Pick out the lines below with "trang" and list them.

Data items
--------------------------------------------------
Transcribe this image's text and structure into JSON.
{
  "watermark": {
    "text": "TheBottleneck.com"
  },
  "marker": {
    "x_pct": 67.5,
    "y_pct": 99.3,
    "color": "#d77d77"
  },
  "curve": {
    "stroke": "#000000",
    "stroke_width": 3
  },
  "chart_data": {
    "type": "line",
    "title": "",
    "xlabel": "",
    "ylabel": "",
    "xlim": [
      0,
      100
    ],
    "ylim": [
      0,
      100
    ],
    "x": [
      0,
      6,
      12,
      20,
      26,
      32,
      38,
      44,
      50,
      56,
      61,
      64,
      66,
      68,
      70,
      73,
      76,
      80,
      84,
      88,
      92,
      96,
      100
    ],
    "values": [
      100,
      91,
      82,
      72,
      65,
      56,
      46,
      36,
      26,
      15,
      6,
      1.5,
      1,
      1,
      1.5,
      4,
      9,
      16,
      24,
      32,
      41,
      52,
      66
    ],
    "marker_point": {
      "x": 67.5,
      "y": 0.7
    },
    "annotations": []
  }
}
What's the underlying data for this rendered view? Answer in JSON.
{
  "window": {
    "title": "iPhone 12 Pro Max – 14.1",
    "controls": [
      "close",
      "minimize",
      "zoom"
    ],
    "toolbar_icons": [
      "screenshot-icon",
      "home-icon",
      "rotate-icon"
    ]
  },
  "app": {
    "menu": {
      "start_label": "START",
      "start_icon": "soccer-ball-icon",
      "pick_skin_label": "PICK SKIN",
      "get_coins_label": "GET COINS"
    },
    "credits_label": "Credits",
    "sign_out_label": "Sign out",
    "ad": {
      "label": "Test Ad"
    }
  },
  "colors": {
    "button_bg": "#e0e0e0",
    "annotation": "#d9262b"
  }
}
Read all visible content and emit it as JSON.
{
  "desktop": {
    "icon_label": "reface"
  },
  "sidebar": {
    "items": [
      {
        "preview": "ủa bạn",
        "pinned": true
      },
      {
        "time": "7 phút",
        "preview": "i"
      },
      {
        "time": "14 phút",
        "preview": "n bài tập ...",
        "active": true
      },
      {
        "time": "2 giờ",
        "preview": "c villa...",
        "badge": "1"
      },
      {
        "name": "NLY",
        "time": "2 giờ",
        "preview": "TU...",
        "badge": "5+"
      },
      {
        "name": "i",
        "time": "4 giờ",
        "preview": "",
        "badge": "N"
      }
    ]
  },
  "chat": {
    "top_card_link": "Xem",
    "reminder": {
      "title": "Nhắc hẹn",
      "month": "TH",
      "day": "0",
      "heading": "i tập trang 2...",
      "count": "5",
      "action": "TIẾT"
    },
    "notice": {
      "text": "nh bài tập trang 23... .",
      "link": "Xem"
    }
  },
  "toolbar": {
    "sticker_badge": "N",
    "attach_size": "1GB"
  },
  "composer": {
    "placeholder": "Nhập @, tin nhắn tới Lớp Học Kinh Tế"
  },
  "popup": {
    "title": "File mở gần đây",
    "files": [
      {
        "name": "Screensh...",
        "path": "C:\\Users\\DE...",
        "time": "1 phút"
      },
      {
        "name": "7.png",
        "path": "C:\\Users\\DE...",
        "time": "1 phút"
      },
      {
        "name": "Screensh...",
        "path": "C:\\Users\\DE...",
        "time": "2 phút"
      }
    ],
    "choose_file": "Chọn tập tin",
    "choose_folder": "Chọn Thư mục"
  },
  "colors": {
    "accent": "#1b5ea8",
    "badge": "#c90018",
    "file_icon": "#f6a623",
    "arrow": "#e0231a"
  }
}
--------------------------------------------------
- Answer below
      "heading": "i tập trang 2...",
      "text": "nh bài tập trang 23... .",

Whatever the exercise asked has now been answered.